■ GIVEN EXERCISE: Copy each line that contains the string "JSON".

■ RECORDS FOR THIS EXERCISE:
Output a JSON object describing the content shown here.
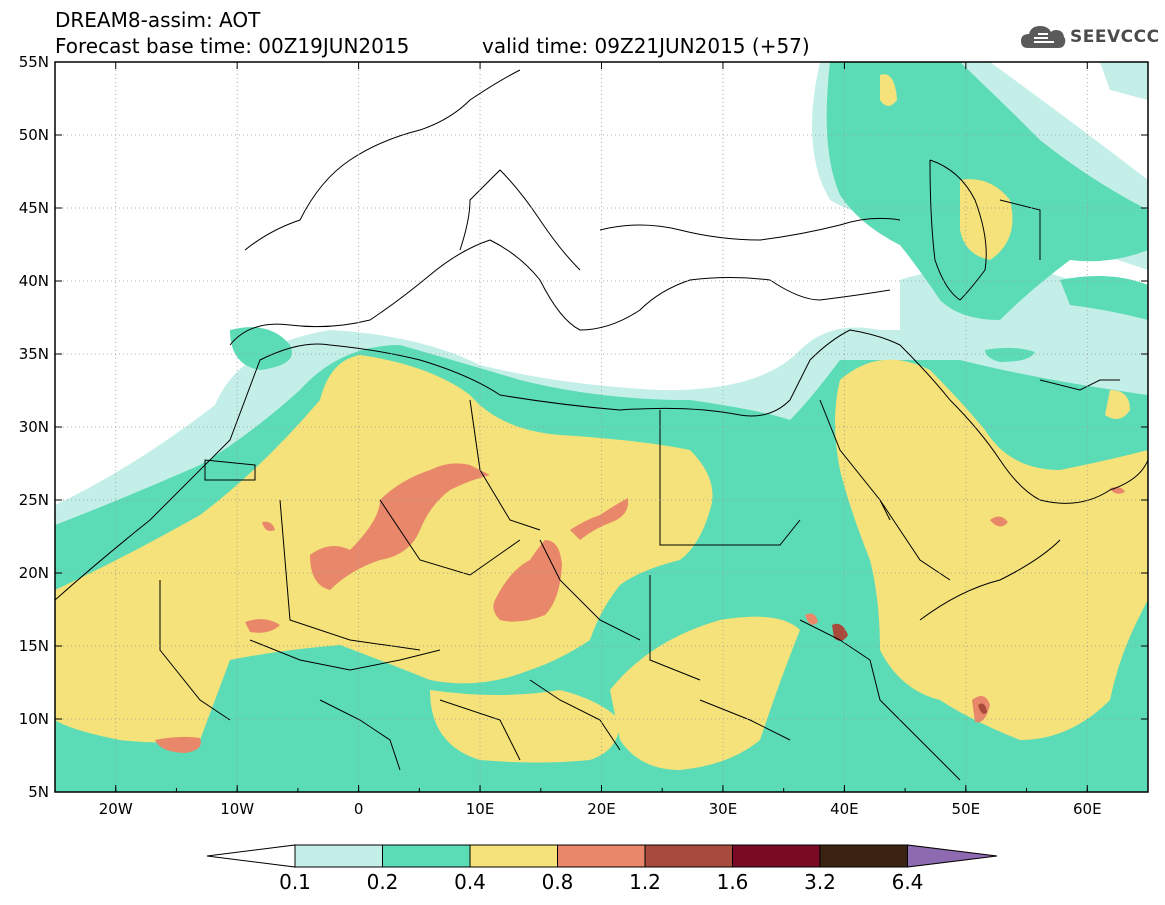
{
  "header": {
    "title_line1": "DREAM8-assim: AOT",
    "title_line2": "Forecast base time: 00Z19JUN2015",
    "valid_time": "valid time: 09Z21JUN2015 (+57)"
  },
  "logo": {
    "text": "SEEVCCC",
    "icon": "cloud-icon"
  },
  "map": {
    "lon_range": [
      -25,
      65
    ],
    "lat_range": [
      5,
      55
    ],
    "lat_ticks": [
      "55N",
      "50N",
      "45N",
      "40N",
      "35N",
      "30N",
      "25N",
      "20N",
      "15N",
      "10N",
      "5N"
    ],
    "lon_ticks": [
      "20W",
      "10W",
      "0",
      "10E",
      "20E",
      "30E",
      "40E",
      "50E",
      "60E"
    ]
  },
  "colorbar": {
    "labels": [
      "0.1",
      "0.2",
      "0.4",
      "0.8",
      "1.2",
      "1.6",
      "3.2",
      "6.4"
    ],
    "colors": [
      "#ffffff",
      "#c4efe8",
      "#5cdcb6",
      "#f5e27a",
      "#e8876a",
      "#a94b3c",
      "#7a0a23",
      "#3a2312",
      "#8e6bb0"
    ]
  }
}
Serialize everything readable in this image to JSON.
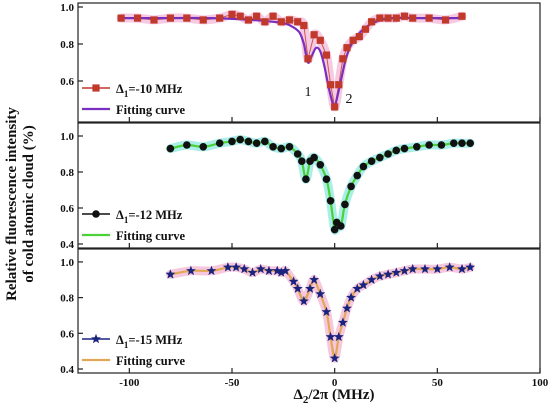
{
  "chart_data": {
    "type": "scatter",
    "ylabel_line1": "Relative fluorescence intensity",
    "ylabel_line2": "of cold atomic cloud (%)",
    "xlabel_main": "Δ",
    "xlabel_sub": "2",
    "xlabel_rest": "/2π (MHz)",
    "xlim": [
      -125,
      100
    ],
    "xticks": [
      -100,
      -50,
      0,
      50,
      100
    ],
    "xtick_labels": [
      "-100",
      "-50",
      "0",
      "50",
      "100"
    ],
    "fit_legend_label": "Fitting curve",
    "panels": [
      {
        "id": "p10",
        "ylim": [
          0.4,
          1.0
        ],
        "yticks": [
          0.6,
          0.8,
          1.0
        ],
        "ytick_labels": [
          "0.6",
          "0.8",
          "1.0"
        ],
        "series_name_prefix": "Δ",
        "series_name_sub": "1",
        "series_name_rest": "=-10 MHz",
        "marker": "square",
        "marker_color": "#c0392b",
        "fit_color": "#7b2fbe",
        "band_color": "#f3b8d8",
        "annotations": [
          {
            "text": "1",
            "x": -13,
            "y": 0.52
          },
          {
            "text": "2",
            "x": 7,
            "y": 0.48
          }
        ],
        "x": [
          -104,
          -96,
          -88,
          -80,
          -72,
          -64,
          -56,
          -50,
          -46,
          -42,
          -38,
          -34,
          -30,
          -26,
          -22,
          -18,
          -15,
          -13,
          -10,
          -7,
          -4,
          -2,
          0,
          2,
          4,
          6,
          9,
          12,
          15,
          18,
          22,
          26,
          30,
          34,
          38,
          46,
          54,
          62
        ],
        "y": [
          0.94,
          0.94,
          0.93,
          0.94,
          0.94,
          0.93,
          0.94,
          0.96,
          0.95,
          0.93,
          0.95,
          0.92,
          0.95,
          0.92,
          0.93,
          0.92,
          0.9,
          0.72,
          0.85,
          0.82,
          0.74,
          0.58,
          0.46,
          0.58,
          0.72,
          0.78,
          0.82,
          0.84,
          0.88,
          0.92,
          0.94,
          0.94,
          0.94,
          0.95,
          0.94,
          0.94,
          0.93,
          0.95
        ],
        "fit_x": [
          -104,
          -80,
          -60,
          -40,
          -30,
          -24,
          -20,
          -17,
          -15,
          -13,
          -11,
          -9,
          -7,
          -5,
          -3,
          -1,
          0,
          1,
          3,
          5,
          7,
          10,
          14,
          20,
          28,
          40,
          62
        ],
        "fit_y": [
          0.94,
          0.94,
          0.94,
          0.93,
          0.92,
          0.91,
          0.89,
          0.86,
          0.8,
          0.7,
          0.74,
          0.78,
          0.76,
          0.68,
          0.57,
          0.48,
          0.46,
          0.5,
          0.6,
          0.7,
          0.77,
          0.83,
          0.88,
          0.92,
          0.94,
          0.94,
          0.94
        ]
      },
      {
        "id": "p12",
        "ylim": [
          0.4,
          1.05
        ],
        "yticks": [
          0.4,
          0.6,
          0.8,
          1.0
        ],
        "ytick_labels": [
          "0.4",
          "0.6",
          "0.8",
          "1.0"
        ],
        "series_name_prefix": "Δ",
        "series_name_sub": "1",
        "series_name_rest": "=-12 MHz",
        "marker": "circle",
        "marker_color": "#111111",
        "fit_color": "#4cd137",
        "band_color": "#8ee8e0",
        "annotations": [],
        "x": [
          -80,
          -72,
          -64,
          -56,
          -50,
          -46,
          -42,
          -38,
          -34,
          -30,
          -26,
          -22,
          -18,
          -16,
          -14,
          -12,
          -10,
          -7,
          -4,
          -2,
          0,
          1,
          3,
          5,
          8,
          11,
          14,
          18,
          22,
          26,
          30,
          34,
          40,
          46,
          52,
          58,
          62,
          66
        ],
        "y": [
          0.93,
          0.95,
          0.94,
          0.96,
          0.97,
          0.98,
          0.97,
          0.96,
          0.97,
          0.94,
          0.93,
          0.94,
          0.9,
          0.86,
          0.76,
          0.86,
          0.88,
          0.84,
          0.76,
          0.64,
          0.48,
          0.52,
          0.5,
          0.62,
          0.72,
          0.78,
          0.83,
          0.86,
          0.88,
          0.9,
          0.92,
          0.93,
          0.94,
          0.95,
          0.95,
          0.96,
          0.96,
          0.96
        ]
      },
      {
        "id": "p15",
        "ylim": [
          0.4,
          1.05
        ],
        "yticks": [
          0.4,
          0.6,
          0.8,
          1.0
        ],
        "ytick_labels": [
          "0.4",
          "0.6",
          "0.8",
          "1.0"
        ],
        "series_name_prefix": "Δ",
        "series_name_sub": "1",
        "series_name_rest": "=-15 MHz",
        "marker": "star",
        "marker_color": "#1a237e",
        "fit_color": "#e3a857",
        "band_color": "#f4b6d2",
        "annotations": [],
        "x": [
          -80,
          -70,
          -60,
          -52,
          -48,
          -44,
          -40,
          -36,
          -32,
          -28,
          -26,
          -24,
          -20,
          -18,
          -15,
          -12,
          -10,
          -7,
          -4,
          -2,
          0,
          2,
          4,
          6,
          8,
          11,
          14,
          18,
          22,
          26,
          30,
          34,
          38,
          44,
          50,
          56,
          62,
          66
        ],
        "y": [
          0.93,
          0.95,
          0.95,
          0.97,
          0.97,
          0.96,
          0.94,
          0.96,
          0.95,
          0.95,
          0.94,
          0.95,
          0.89,
          0.85,
          0.78,
          0.85,
          0.9,
          0.82,
          0.72,
          0.58,
          0.46,
          0.58,
          0.66,
          0.74,
          0.8,
          0.85,
          0.87,
          0.9,
          0.92,
          0.93,
          0.94,
          0.95,
          0.96,
          0.96,
          0.96,
          0.97,
          0.96,
          0.97
        ]
      }
    ]
  }
}
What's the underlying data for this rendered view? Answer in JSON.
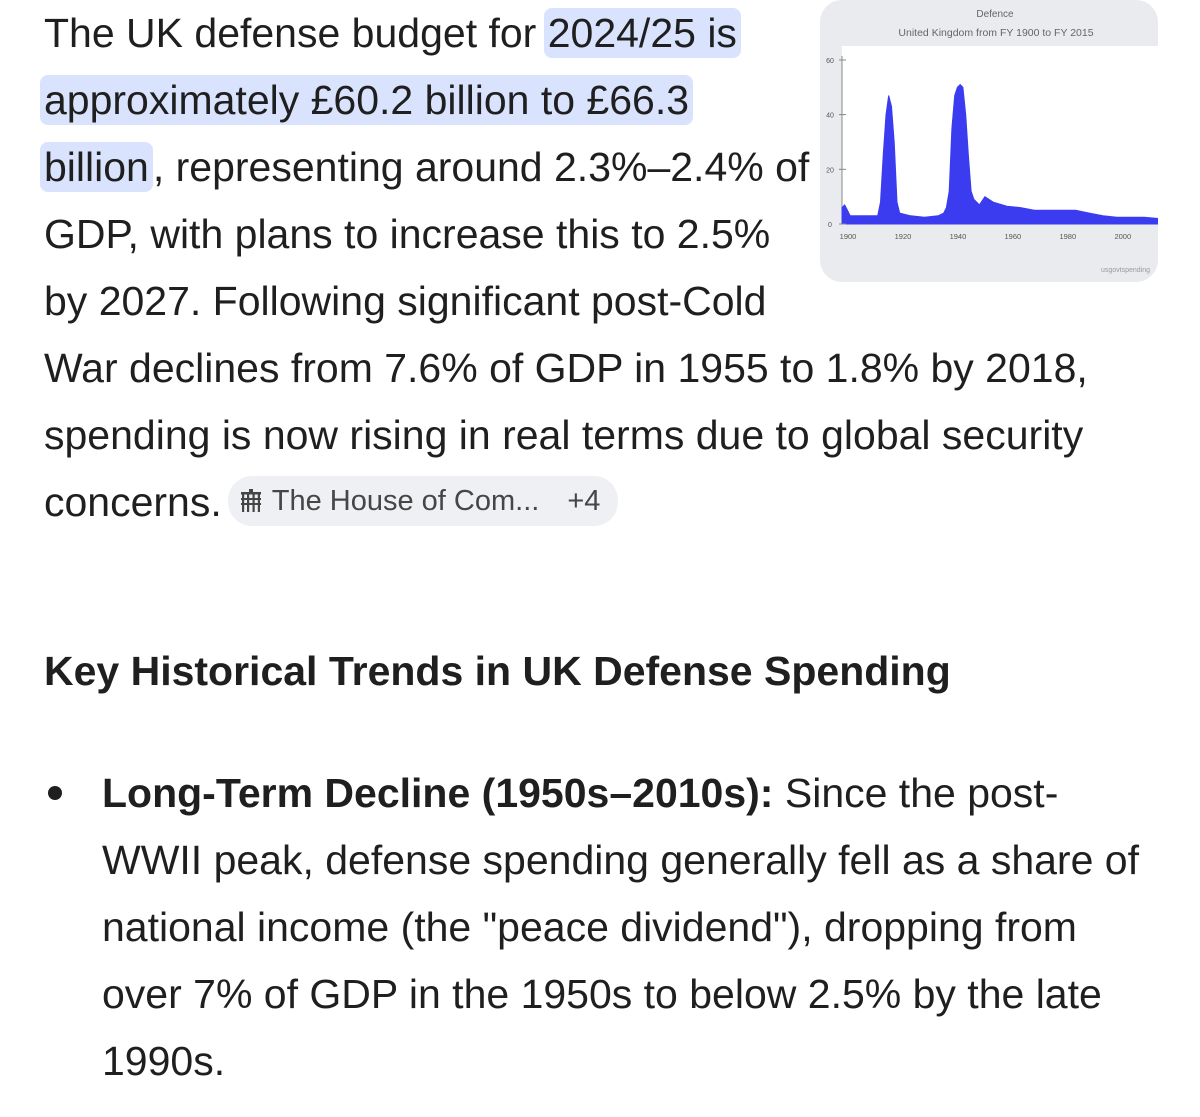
{
  "answer": {
    "intro_before": "The UK defense budget for ",
    "highlight": "2024/25 is approximately £60.2 billion to £66.3 billion",
    "intro_after": ", representing around 2.3%–2.4% of GDP, with plans to increase this to 2.5% by 2027. Following significant post-Cold War declines from 7.6% of GDP in 1955 to 1.8% by 2018, spending is now rising in real terms due to global security concerns.",
    "source_chip": {
      "icon": "portcullis-icon",
      "label": "The House of Com...",
      "more": "+4"
    }
  },
  "thumbnail": {
    "chart_data": {
      "type": "area",
      "title": "Defence",
      "subtitle": "United Kingdom from FY 1900 to FY 2015",
      "xlabel": "",
      "ylabel": "",
      "x_ticks": [
        "1900",
        "1920",
        "1940",
        "1960",
        "1980",
        "2000"
      ],
      "y_ticks": [
        "0",
        "20",
        "40",
        "60"
      ],
      "xlim": [
        1900,
        2015
      ],
      "ylim": [
        0,
        60
      ],
      "x": [
        1900,
        1901,
        1902,
        1903,
        1910,
        1913,
        1914,
        1915,
        1916,
        1917,
        1918,
        1919,
        1920,
        1921,
        1925,
        1930,
        1935,
        1937,
        1938,
        1939,
        1940,
        1941,
        1942,
        1943,
        1944,
        1945,
        1946,
        1947,
        1948,
        1950,
        1952,
        1955,
        1960,
        1965,
        1970,
        1975,
        1980,
        1985,
        1990,
        1995,
        2000,
        2005,
        2010,
        2015
      ],
      "values": [
        6,
        7,
        5,
        3,
        3,
        3,
        8,
        25,
        40,
        47,
        43,
        30,
        8,
        4,
        3,
        2.5,
        3,
        4,
        6,
        12,
        35,
        47,
        50,
        51,
        50,
        40,
        25,
        12,
        9,
        7,
        10,
        8,
        6.5,
        6,
        5,
        5,
        5,
        5,
        4,
        3,
        2.5,
        2.5,
        2.5,
        2
      ],
      "color": "#3b3cf0",
      "grid": false
    },
    "watermark": "usgovtspending"
  },
  "section": {
    "heading": "Key Historical Trends in UK Defense Spending",
    "bullets": [
      {
        "title": "Long-Term Decline (1950s–2010s):",
        "text": " Since the post-WWII peak, defense spending generally fell as a share of national income (the \"peace dividend\"), dropping from over 7% of GDP in the 1950s to below 2.5% by the late 1990s."
      }
    ]
  }
}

■ COMPLETED TASK:
Output a JSON object describing the content shown here.
Serialize everything readable in this image to JSON.
What's the underlying data for this rendered view? Answer in JSON.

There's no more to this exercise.